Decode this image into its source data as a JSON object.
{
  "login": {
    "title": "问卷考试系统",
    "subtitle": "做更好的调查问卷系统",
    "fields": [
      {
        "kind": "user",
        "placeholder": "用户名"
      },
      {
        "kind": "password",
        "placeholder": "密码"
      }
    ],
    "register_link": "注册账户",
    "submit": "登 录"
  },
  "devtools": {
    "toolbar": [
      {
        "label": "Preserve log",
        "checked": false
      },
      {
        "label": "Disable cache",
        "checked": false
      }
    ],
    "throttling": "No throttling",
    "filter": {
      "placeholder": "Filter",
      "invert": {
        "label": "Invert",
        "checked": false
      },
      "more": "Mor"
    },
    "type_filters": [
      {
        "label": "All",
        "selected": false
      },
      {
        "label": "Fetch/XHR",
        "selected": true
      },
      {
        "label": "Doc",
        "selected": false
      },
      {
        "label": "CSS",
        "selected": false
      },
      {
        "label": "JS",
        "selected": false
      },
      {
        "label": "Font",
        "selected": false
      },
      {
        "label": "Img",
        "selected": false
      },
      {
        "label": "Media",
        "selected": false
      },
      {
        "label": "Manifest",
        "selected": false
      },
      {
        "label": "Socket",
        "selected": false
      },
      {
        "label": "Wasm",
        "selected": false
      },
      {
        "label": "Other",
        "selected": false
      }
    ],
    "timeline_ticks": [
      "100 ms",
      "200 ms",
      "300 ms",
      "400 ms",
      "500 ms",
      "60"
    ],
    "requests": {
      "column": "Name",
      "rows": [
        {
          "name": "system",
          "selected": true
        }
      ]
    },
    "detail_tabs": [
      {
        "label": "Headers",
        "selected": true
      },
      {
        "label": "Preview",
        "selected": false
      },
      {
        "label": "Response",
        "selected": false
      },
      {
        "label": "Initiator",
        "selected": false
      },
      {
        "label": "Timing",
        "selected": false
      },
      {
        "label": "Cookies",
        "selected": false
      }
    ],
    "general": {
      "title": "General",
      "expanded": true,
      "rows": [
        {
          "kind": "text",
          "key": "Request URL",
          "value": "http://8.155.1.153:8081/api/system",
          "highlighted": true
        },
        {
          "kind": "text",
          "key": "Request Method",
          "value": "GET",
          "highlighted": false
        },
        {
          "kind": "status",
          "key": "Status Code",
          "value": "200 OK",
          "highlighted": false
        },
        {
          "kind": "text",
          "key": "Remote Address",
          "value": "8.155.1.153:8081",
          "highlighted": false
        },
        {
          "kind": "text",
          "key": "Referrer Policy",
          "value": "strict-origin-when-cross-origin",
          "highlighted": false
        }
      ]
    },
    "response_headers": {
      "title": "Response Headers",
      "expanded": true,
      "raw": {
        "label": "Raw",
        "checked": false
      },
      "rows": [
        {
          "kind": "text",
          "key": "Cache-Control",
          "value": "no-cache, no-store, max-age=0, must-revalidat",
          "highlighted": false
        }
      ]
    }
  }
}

========

= REQUEST =
Extract every line that has the string "value" in it.

= ANSWER IN FULL =
          "value": "http://8.155.1.153:8081/api/system",
          "value": "GET",
          "value": "200 OK",
          "value": "8.155.1.153:8081",
          "value": "strict-origin-when-cross-origin",
          "value": "no-cache, no-store, max-age=0, must-revalidat",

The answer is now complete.